*Provided records*
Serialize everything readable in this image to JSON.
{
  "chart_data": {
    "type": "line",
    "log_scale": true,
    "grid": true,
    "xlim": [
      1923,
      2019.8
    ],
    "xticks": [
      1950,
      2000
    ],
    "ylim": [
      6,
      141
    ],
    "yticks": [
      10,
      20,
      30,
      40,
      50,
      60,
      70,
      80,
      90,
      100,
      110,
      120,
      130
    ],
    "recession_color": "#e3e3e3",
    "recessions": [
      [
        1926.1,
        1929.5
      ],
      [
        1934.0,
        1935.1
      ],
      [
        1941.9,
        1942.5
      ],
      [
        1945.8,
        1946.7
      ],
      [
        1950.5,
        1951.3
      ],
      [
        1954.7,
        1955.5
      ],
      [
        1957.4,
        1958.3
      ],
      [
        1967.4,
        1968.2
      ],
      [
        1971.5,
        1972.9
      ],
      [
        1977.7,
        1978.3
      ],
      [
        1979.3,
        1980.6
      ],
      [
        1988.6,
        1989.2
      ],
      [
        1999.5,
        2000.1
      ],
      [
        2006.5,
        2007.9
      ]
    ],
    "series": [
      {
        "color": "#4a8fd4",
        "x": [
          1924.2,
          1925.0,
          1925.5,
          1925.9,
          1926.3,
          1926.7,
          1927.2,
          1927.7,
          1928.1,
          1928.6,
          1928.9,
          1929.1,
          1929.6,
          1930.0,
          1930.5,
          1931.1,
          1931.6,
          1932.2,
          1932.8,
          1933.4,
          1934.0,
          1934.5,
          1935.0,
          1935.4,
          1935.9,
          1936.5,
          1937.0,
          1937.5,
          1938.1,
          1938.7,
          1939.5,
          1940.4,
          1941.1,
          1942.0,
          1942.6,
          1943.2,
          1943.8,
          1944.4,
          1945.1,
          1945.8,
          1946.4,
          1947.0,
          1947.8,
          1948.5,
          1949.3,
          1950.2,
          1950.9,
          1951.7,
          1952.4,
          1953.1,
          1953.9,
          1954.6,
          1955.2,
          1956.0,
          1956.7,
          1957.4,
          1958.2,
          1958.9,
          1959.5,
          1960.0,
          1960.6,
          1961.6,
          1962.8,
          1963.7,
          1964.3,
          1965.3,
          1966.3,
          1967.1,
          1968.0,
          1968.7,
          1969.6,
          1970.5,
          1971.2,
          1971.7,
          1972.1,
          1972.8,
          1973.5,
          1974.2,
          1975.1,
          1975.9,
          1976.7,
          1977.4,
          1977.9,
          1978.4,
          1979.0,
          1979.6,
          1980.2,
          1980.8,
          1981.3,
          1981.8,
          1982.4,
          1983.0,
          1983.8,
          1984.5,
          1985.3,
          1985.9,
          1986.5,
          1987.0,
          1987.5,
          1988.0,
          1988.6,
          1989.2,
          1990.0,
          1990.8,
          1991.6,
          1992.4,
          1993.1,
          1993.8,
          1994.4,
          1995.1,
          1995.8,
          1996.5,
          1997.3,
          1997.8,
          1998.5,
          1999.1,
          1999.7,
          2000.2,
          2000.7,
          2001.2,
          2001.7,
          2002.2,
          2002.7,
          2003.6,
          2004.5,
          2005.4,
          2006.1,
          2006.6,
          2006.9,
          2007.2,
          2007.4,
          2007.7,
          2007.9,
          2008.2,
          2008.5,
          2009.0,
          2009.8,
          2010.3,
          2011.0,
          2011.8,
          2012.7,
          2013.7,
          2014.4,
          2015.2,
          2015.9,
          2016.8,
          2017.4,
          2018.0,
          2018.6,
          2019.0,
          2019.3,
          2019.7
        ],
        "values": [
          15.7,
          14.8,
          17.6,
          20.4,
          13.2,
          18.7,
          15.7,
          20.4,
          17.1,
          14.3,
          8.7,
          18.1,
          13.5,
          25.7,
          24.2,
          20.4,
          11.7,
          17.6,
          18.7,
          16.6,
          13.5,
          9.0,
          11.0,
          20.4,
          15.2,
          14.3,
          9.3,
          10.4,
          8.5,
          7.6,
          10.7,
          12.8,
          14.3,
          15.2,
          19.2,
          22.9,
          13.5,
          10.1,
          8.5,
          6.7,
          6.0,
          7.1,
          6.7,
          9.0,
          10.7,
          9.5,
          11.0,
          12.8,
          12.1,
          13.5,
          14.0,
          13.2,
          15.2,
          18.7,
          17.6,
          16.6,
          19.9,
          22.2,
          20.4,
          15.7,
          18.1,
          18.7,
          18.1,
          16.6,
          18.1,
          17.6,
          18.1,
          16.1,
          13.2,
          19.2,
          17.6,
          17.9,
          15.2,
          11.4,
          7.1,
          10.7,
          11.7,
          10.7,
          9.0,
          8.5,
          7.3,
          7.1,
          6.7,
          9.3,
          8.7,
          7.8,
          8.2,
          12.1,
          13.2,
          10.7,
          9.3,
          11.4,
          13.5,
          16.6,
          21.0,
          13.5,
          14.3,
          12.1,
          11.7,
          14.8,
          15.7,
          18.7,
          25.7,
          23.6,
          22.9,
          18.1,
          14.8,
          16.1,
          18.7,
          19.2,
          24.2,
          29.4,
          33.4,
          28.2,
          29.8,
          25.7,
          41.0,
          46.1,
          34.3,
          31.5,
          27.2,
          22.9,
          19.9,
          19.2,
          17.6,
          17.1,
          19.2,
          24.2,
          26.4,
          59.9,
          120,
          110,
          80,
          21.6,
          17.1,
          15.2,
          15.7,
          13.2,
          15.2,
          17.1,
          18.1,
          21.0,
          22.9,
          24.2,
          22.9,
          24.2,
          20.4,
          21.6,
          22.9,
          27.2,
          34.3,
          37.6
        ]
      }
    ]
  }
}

*Required task*
Copy every line of the records word for word.

*Task answer*
Serialize everything readable in this image to JSON.
{
  "chart_data": {
    "type": "line",
    "log_scale": true,
    "grid": true,
    "xlim": [
      1923,
      2019.8
    ],
    "xticks": [
      1950,
      2000
    ],
    "ylim": [
      6,
      141
    ],
    "yticks": [
      10,
      20,
      30,
      40,
      50,
      60,
      70,
      80,
      90,
      100,
      110,
      120,
      130
    ],
    "recession_color": "#e3e3e3",
    "recessions": [
      [
        1926.1,
        1929.5
      ],
      [
        1934.0,
        1935.1
      ],
      [
        1941.9,
        1942.5
      ],
      [
        1945.8,
        1946.7
      ],
      [
        1950.5,
        1951.3
      ],
      [
        1954.7,
        1955.5
      ],
      [
        1957.4,
        1958.3
      ],
      [
        1967.4,
        1968.2
      ],
      [
        1971.5,
        1972.9
      ],
      [
        1977.7,
        1978.3
      ],
      [
        1979.3,
        1980.6
      ],
      [
        1988.6,
        1989.2
      ],
      [
        1999.5,
        2000.1
      ],
      [
        2006.5,
        2007.9
      ]
    ],
    "series": [
      {
        "color": "#4a8fd4",
        "x": [
          1924.2,
          1925.0,
          1925.5,
          1925.9,
          1926.3,
          1926.7,
          1927.2,
          1927.7,
          1928.1,
          1928.6,
          1928.9,
          1929.1,
          1929.6,
          1930.0,
          1930.5,
          1931.1,
          1931.6,
          1932.2,
          1932.8,
          1933.4,
          1934.0,
          1934.5,
          1935.0,
          1935.4,
          1935.9,
          1936.5,
          1937.0,
          1937.5,
          1938.1,
          1938.7,
          1939.5,
          1940.4,
          1941.1,
          1942.0,
          1942.6,
          1943.2,
          1943.8,
          1944.4,
          1945.1,
          1945.8,
          1946.4,
          1947.0,
          1947.8,
          1948.5,
          1949.3,
          1950.2,
          1950.9,
          1951.7,
          1952.4,
          1953.1,
          1953.9,
          1954.6,
          1955.2,
          1956.0,
          1956.7,
          1957.4,
          1958.2,
          1958.9,
          1959.5,
          1960.0,
          1960.6,
          1961.6,
          1962.8,
          1963.7,
          1964.3,
          1965.3,
          1966.3,
          1967.1,
          1968.0,
          1968.7,
          1969.6,
          1970.5,
          1971.2,
          1971.7,
          1972.1,
          1972.8,
          1973.5,
          1974.2,
          1975.1,
          1975.9,
          1976.7,
          1977.4,
          1977.9,
          1978.4,
          1979.0,
          1979.6,
          1980.2,
          1980.8,
          1981.3,
          1981.8,
          1982.4,
          1983.0,
          1983.8,
          1984.5,
          1985.3,
          1985.9,
          1986.5,
          1987.0,
          1987.5,
          1988.0,
          1988.6,
          1989.2,
          1990.0,
          1990.8,
          1991.6,
          1992.4,
          1993.1,
          1993.8,
          1994.4,
          1995.1,
          1995.8,
          1996.5,
          1997.3,
          1997.8,
          1998.5,
          1999.1,
          1999.7,
          2000.2,
          2000.7,
          2001.2,
          2001.7,
          2002.2,
          2002.7,
          2003.6,
          2004.5,
          2005.4,
          2006.1,
          2006.6,
          2006.9,
          2007.2,
          2007.4,
          2007.7,
          2007.9,
          2008.2,
          2008.5,
          2009.0,
          2009.8,
          2010.3,
          2011.0,
          2011.8,
          2012.7,
          2013.7,
          2014.4,
          2015.2,
          2015.9,
          2016.8,
          2017.4,
          2018.0,
          2018.6,
          2019.0,
          2019.3,
          2019.7
        ],
        "values": [
          15.7,
          14.8,
          17.6,
          20.4,
          13.2,
          18.7,
          15.7,
          20.4,
          17.1,
          14.3,
          8.7,
          18.1,
          13.5,
          25.7,
          24.2,
          20.4,
          11.7,
          17.6,
          18.7,
          16.6,
          13.5,
          9.0,
          11.0,
          20.4,
          15.2,
          14.3,
          9.3,
          10.4,
          8.5,
          7.6,
          10.7,
          12.8,
          14.3,
          15.2,
          19.2,
          22.9,
          13.5,
          10.1,
          8.5,
          6.7,
          6.0,
          7.1,
          6.7,
          9.0,
          10.7,
          9.5,
          11.0,
          12.8,
          12.1,
          13.5,
          14.0,
          13.2,
          15.2,
          18.7,
          17.6,
          16.6,
          19.9,
          22.2,
          20.4,
          15.7,
          18.1,
          18.7,
          18.1,
          16.6,
          18.1,
          17.6,
          18.1,
          16.1,
          13.2,
          19.2,
          17.6,
          17.9,
          15.2,
          11.4,
          7.1,
          10.7,
          11.7,
          10.7,
          9.0,
          8.5,
          7.3,
          7.1,
          6.7,
          9.3,
          8.7,
          7.8,
          8.2,
          12.1,
          13.2,
          10.7,
          9.3,
          11.4,
          13.5,
          16.6,
          21.0,
          13.5,
          14.3,
          12.1,
          11.7,
          14.8,
          15.7,
          18.7,
          25.7,
          23.6,
          22.9,
          18.1,
          14.8,
          16.1,
          18.7,
          19.2,
          24.2,
          29.4,
          33.4,
          28.2,
          29.8,
          25.7,
          41.0,
          46.1,
          34.3,
          31.5,
          27.2,
          22.9,
          19.9,
          19.2,
          17.6,
          17.1,
          19.2,
          24.2,
          26.4,
          59.9,
          120,
          110,
          80,
          21.6,
          17.1,
          15.2,
          15.7,
          13.2,
          15.2,
          17.1,
          18.1,
          21.0,
          22.9,
          24.2,
          22.9,
          24.2,
          20.4,
          21.6,
          22.9,
          27.2,
          34.3,
          37.6
        ]
      }
    ]
  }
}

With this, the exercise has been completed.